• **DATA SHOWN**:
• • • • • • •

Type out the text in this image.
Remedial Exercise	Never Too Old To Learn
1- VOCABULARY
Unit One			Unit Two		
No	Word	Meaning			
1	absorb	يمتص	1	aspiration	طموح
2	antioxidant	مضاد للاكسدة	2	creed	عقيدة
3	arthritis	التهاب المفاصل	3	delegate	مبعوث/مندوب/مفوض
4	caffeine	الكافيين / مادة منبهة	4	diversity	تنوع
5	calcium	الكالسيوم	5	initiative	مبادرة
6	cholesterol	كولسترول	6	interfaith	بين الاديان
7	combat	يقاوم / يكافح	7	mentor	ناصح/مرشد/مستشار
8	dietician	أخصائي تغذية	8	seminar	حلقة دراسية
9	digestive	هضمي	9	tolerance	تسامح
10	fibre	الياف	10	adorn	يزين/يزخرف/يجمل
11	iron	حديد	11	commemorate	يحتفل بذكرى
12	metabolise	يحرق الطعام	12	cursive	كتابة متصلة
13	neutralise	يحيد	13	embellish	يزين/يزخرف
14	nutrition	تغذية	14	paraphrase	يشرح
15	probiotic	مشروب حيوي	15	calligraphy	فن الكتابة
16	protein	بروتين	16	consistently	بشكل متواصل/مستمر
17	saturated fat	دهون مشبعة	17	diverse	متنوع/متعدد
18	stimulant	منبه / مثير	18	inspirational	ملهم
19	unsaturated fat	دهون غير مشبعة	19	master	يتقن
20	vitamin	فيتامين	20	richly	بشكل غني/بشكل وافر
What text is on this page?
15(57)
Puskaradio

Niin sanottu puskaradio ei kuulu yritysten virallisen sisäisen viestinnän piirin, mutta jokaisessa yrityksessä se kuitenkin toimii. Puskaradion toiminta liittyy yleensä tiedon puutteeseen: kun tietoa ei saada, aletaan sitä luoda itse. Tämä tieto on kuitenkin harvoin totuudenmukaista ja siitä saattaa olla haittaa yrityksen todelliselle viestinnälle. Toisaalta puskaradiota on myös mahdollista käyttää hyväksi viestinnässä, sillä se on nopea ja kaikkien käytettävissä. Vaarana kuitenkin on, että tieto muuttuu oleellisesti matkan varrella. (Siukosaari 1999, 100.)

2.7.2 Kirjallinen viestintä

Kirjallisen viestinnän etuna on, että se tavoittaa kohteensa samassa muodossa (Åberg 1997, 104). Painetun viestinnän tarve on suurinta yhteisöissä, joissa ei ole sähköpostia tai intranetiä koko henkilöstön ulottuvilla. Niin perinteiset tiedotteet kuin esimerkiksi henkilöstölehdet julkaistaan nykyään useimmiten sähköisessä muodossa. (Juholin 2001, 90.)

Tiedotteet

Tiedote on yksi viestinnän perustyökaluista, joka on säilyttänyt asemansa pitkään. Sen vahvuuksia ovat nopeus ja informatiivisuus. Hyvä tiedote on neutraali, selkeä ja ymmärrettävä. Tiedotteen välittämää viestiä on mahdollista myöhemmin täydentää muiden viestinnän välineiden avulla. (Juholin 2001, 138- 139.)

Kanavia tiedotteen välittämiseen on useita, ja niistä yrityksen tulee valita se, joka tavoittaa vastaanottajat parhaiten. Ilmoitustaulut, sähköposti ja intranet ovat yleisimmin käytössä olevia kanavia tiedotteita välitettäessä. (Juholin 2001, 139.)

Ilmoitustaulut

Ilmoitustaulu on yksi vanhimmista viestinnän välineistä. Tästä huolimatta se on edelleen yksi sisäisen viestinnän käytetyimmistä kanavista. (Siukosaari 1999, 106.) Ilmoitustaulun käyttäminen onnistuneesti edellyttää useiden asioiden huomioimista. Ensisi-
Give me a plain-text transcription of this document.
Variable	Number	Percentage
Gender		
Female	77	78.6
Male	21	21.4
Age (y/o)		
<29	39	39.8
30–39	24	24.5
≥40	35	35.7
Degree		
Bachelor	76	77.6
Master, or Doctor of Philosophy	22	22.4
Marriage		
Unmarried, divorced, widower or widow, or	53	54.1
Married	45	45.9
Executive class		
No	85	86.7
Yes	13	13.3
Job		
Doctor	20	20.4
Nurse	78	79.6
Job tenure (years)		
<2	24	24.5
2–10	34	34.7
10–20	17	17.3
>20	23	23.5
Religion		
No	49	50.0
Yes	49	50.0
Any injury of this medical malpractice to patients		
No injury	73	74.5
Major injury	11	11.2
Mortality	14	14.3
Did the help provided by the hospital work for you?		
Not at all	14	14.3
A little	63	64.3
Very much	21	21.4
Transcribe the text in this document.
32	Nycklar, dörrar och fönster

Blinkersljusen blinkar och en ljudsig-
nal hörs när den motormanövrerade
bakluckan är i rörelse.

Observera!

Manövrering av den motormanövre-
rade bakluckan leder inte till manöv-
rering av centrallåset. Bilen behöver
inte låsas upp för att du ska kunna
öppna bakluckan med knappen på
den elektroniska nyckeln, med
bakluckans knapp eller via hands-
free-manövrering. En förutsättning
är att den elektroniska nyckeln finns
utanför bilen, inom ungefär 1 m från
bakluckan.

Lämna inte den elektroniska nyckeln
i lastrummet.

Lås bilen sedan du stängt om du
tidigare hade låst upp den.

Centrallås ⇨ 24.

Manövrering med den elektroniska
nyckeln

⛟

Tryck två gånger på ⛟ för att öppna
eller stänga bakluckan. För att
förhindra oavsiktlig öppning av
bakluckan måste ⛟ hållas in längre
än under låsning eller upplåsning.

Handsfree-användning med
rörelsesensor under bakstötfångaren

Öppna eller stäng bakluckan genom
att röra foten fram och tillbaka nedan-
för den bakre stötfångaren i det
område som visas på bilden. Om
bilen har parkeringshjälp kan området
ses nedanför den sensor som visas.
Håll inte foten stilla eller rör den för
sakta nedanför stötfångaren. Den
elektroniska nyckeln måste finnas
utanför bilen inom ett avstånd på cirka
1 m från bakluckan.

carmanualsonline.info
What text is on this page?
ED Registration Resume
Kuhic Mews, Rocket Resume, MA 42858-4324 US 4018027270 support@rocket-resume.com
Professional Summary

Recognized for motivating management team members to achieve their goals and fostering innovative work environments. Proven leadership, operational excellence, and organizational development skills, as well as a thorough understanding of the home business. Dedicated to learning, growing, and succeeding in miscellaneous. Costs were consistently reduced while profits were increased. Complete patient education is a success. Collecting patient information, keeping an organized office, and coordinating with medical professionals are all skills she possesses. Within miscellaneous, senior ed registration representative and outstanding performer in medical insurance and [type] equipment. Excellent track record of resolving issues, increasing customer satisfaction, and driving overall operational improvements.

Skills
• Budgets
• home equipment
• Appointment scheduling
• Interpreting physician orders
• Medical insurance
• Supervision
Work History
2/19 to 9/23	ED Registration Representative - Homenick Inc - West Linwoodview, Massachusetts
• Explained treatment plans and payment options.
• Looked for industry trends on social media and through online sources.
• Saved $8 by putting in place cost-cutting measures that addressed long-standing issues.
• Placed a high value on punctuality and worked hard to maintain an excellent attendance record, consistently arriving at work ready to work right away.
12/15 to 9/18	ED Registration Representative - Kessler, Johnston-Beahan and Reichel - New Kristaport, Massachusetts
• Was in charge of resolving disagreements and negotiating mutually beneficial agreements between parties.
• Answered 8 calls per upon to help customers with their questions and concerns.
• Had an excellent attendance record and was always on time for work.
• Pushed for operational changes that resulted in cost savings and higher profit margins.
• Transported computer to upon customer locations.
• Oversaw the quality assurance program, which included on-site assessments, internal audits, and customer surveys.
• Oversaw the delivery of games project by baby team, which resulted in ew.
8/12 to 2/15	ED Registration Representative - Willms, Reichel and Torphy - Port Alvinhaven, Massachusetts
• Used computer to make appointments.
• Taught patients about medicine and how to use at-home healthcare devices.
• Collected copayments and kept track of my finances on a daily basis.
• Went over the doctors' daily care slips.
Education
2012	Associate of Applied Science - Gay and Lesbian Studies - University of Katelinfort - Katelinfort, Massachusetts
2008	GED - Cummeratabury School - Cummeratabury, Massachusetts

• • • • • • •

All lines in the records that contain "يزخرف" are to be copied and returned.

• **RESPONSE TO THE EXERCISE**:
10	fibre	الياف	10	adorn	يزين/يزخرف/يجمل
13	neutralise	يحيد	13	embellish	يزين/يزخرف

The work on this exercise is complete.